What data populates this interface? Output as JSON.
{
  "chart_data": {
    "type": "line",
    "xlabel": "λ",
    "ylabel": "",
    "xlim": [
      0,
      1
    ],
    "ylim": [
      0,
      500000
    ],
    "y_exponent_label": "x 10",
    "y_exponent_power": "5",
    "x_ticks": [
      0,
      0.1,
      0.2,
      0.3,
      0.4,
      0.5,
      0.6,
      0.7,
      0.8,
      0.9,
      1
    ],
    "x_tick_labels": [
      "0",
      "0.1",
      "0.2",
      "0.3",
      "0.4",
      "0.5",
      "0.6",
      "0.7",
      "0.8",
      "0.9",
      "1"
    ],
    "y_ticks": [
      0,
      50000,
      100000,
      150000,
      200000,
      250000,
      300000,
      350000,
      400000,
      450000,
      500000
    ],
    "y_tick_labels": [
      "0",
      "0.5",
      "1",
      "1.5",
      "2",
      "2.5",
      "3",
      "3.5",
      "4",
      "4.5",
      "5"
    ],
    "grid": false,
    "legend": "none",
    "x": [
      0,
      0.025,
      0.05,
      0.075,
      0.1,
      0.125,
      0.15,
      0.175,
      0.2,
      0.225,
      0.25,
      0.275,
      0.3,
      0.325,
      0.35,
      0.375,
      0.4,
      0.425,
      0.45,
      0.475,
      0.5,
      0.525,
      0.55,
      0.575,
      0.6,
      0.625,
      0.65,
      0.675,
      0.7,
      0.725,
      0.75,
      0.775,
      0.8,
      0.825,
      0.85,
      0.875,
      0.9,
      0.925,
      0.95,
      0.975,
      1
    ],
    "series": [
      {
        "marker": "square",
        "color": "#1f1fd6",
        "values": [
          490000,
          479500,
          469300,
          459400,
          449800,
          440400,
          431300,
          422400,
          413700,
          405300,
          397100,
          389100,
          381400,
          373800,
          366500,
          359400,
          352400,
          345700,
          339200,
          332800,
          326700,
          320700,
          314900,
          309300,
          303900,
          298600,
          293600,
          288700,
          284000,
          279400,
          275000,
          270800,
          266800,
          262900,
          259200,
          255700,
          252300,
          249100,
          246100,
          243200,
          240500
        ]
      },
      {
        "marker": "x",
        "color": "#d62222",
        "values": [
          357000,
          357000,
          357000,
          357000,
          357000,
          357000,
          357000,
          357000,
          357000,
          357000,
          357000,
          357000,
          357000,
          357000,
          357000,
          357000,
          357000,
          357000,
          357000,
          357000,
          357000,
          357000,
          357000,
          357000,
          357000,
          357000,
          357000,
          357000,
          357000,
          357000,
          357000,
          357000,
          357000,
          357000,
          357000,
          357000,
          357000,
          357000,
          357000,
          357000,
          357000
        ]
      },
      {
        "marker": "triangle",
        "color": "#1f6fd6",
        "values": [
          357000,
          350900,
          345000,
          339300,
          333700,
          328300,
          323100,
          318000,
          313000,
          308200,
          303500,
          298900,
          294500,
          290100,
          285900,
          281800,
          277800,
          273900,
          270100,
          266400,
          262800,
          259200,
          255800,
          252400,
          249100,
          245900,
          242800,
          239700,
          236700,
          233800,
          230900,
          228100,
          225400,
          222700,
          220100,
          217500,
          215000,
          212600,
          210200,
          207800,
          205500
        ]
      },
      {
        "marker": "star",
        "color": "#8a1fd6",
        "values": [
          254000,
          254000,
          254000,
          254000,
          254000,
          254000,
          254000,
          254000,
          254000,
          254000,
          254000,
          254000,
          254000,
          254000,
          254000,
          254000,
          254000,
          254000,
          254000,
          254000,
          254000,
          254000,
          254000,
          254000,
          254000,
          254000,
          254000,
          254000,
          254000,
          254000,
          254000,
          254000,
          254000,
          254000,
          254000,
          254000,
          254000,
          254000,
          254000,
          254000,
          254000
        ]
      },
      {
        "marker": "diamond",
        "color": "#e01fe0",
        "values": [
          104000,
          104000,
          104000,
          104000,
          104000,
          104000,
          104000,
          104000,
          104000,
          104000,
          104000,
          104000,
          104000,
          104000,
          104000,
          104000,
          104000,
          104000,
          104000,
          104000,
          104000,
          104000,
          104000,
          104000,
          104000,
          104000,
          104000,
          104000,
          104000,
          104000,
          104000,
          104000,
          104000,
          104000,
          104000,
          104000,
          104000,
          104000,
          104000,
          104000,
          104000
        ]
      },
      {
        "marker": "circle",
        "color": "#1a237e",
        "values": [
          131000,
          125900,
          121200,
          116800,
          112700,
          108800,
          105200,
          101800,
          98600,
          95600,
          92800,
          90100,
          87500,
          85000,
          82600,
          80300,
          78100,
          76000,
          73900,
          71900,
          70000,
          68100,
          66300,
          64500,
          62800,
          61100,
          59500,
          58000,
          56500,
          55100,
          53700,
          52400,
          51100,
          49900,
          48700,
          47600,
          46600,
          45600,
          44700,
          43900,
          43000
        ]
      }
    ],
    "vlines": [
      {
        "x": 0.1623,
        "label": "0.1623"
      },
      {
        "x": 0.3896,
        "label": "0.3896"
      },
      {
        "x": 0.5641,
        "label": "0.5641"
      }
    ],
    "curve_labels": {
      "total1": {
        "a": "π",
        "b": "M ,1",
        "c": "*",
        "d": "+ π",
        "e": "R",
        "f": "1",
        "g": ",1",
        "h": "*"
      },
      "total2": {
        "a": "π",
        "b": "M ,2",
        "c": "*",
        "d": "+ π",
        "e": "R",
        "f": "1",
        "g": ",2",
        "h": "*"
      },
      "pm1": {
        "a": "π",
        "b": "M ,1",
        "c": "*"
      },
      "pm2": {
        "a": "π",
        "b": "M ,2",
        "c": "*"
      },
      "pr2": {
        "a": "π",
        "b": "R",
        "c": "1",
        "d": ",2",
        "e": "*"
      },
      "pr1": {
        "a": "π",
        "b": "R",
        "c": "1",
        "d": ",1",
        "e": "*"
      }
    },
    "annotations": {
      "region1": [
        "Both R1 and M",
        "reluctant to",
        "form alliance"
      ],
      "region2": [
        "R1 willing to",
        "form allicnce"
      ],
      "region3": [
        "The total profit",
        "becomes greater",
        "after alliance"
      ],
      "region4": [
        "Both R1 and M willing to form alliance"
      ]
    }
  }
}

- - - - - - -

## PROBLEM DETAILS
Return all of the data precisely as it appears.

## EXERCISE RESULT
What data populates this interface? Output as JSON.
{
  "chart_data": {
    "type": "line",
    "xlabel": "λ",
    "ylabel": "",
    "xlim": [
      0,
      1
    ],
    "ylim": [
      0,
      500000
    ],
    "y_exponent_label": "x 10",
    "y_exponent_power": "5",
    "x_ticks": [
      0,
      0.1,
      0.2,
      0.3,
      0.4,
      0.5,
      0.6,
      0.7,
      0.8,
      0.9,
      1
    ],
    "x_tick_labels": [
      "0",
      "0.1",
      "0.2",
      "0.3",
      "0.4",
      "0.5",
      "0.6",
      "0.7",
      "0.8",
      "0.9",
      "1"
    ],
    "y_ticks": [
      0,
      50000,
      100000,
      150000,
      200000,
      250000,
      300000,
      350000,
      400000,
      450000,
      500000
    ],
    "y_tick_labels": [
      "0",
      "0.5",
      "1",
      "1.5",
      "2",
      "2.5",
      "3",
      "3.5",
      "4",
      "4.5",
      "5"
    ],
    "grid": false,
    "legend": "none",
    "x": [
      0,
      0.025,
      0.05,
      0.075,
      0.1,
      0.125,
      0.15,
      0.175,
      0.2,
      0.225,
      0.25,
      0.275,
      0.3,
      0.325,
      0.35,
      0.375,
      0.4,
      0.425,
      0.45,
      0.475,
      0.5,
      0.525,
      0.55,
      0.575,
      0.6,
      0.625,
      0.65,
      0.675,
      0.7,
      0.725,
      0.75,
      0.775,
      0.8,
      0.825,
      0.85,
      0.875,
      0.9,
      0.925,
      0.95,
      0.975,
      1
    ],
    "series": [
      {
        "marker": "square",
        "color": "#1f1fd6",
        "values": [
          490000,
          479500,
          469300,
          459400,
          449800,
          440400,
          431300,
          422400,
          413700,
          405300,
          397100,
          389100,
          381400,
          373800,
          366500,
          359400,
          352400,
          345700,
          339200,
          332800,
          326700,
          320700,
          314900,
          309300,
          303900,
          298600,
          293600,
          288700,
          284000,
          279400,
          275000,
          270800,
          266800,
          262900,
          259200,
          255700,
          252300,
          249100,
          246100,
          243200,
          240500
        ]
      },
      {
        "marker": "x",
        "color": "#d62222",
        "values": [
          357000,
          357000,
          357000,
          357000,
          357000,
          357000,
          357000,
          357000,
          357000,
          357000,
          357000,
          357000,
          357000,
          357000,
          357000,
          357000,
          357000,
          357000,
          357000,
          357000,
          357000,
          357000,
          357000,
          357000,
          357000,
          357000,
          357000,
          357000,
          357000,
          357000,
          357000,
          357000,
          357000,
          357000,
          357000,
          357000,
          357000,
          357000,
          357000,
          357000,
          357000
        ]
      },
      {
        "marker": "triangle",
        "color": "#1f6fd6",
        "values": [
          357000,
          350900,
          345000,
          339300,
          333700,
          328300,
          323100,
          318000,
          313000,
          308200,
          303500,
          298900,
          294500,
          290100,
          285900,
          281800,
          277800,
          273900,
          270100,
          266400,
          262800,
          259200,
          255800,
          252400,
          249100,
          245900,
          242800,
          239700,
          236700,
          233800,
          230900,
          228100,
          225400,
          222700,
          220100,
          217500,
          215000,
          212600,
          210200,
          207800,
          205500
        ]
      },
      {
        "marker": "star",
        "color": "#8a1fd6",
        "values": [
          254000,
          254000,
          254000,
          254000,
          254000,
          254000,
          254000,
          254000,
          254000,
          254000,
          254000,
          254000,
          254000,
          254000,
          254000,
          254000,
          254000,
          254000,
          254000,
          254000,
          254000,
          254000,
          254000,
          254000,
          254000,
          254000,
          254000,
          254000,
          254000,
          254000,
          254000,
          254000,
          254000,
          254000,
          254000,
          254000,
          254000,
          254000,
          254000,
          254000,
          254000
        ]
      },
      {
        "marker": "diamond",
        "color": "#e01fe0",
        "values": [
          104000,
          104000,
          104000,
          104000,
          104000,
          104000,
          104000,
          104000,
          104000,
          104000,
          104000,
          104000,
          104000,
          104000,
          104000,
          104000,
          104000,
          104000,
          104000,
          104000,
          104000,
          104000,
          104000,
          104000,
          104000,
          104000,
          104000,
          104000,
          104000,
          104000,
          104000,
          104000,
          104000,
          104000,
          104000,
          104000,
          104000,
          104000,
          104000,
          104000,
          104000
        ]
      },
      {
        "marker": "circle",
        "color": "#1a237e",
        "values": [
          131000,
          125900,
          121200,
          116800,
          112700,
          108800,
          105200,
          101800,
          98600,
          95600,
          92800,
          90100,
          87500,
          85000,
          82600,
          80300,
          78100,
          76000,
          73900,
          71900,
          70000,
          68100,
          66300,
          64500,
          62800,
          61100,
          59500,
          58000,
          56500,
          55100,
          53700,
          52400,
          51100,
          49900,
          48700,
          47600,
          46600,
          45600,
          44700,
          43900,
          43000
        ]
      }
    ],
    "vlines": [
      {
        "x": 0.1623,
        "label": "0.1623"
      },
      {
        "x": 0.3896,
        "label": "0.3896"
      },
      {
        "x": 0.5641,
        "label": "0.5641"
      }
    ],
    "curve_labels": {
      "total1": {
        "a": "π",
        "b": "M ,1",
        "c": "*",
        "d": "+ π",
        "e": "R",
        "f": "1",
        "g": ",1",
        "h": "*"
      },
      "total2": {
        "a": "π",
        "b": "M ,2",
        "c": "*",
        "d": "+ π",
        "e": "R",
        "f": "1",
        "g": ",2",
        "h": "*"
      },
      "pm1": {
        "a": "π",
        "b": "M ,1",
        "c": "*"
      },
      "pm2": {
        "a": "π",
        "b": "M ,2",
        "c": "*"
      },
      "pr2": {
        "a": "π",
        "b": "R",
        "c": "1",
        "d": ",2",
        "e": "*"
      },
      "pr1": {
        "a": "π",
        "b": "R",
        "c": "1",
        "d": ",1",
        "e": "*"
      }
    },
    "annotations": {
      "region1": [
        "Both R1 and M",
        "reluctant to",
        "form alliance"
      ],
      "region2": [
        "R1 willing to",
        "form allicnce"
      ],
      "region3": [
        "The total profit",
        "becomes greater",
        "after alliance"
      ],
      "region4": [
        "Both R1 and M willing to form alliance"
      ]
    }
  }
}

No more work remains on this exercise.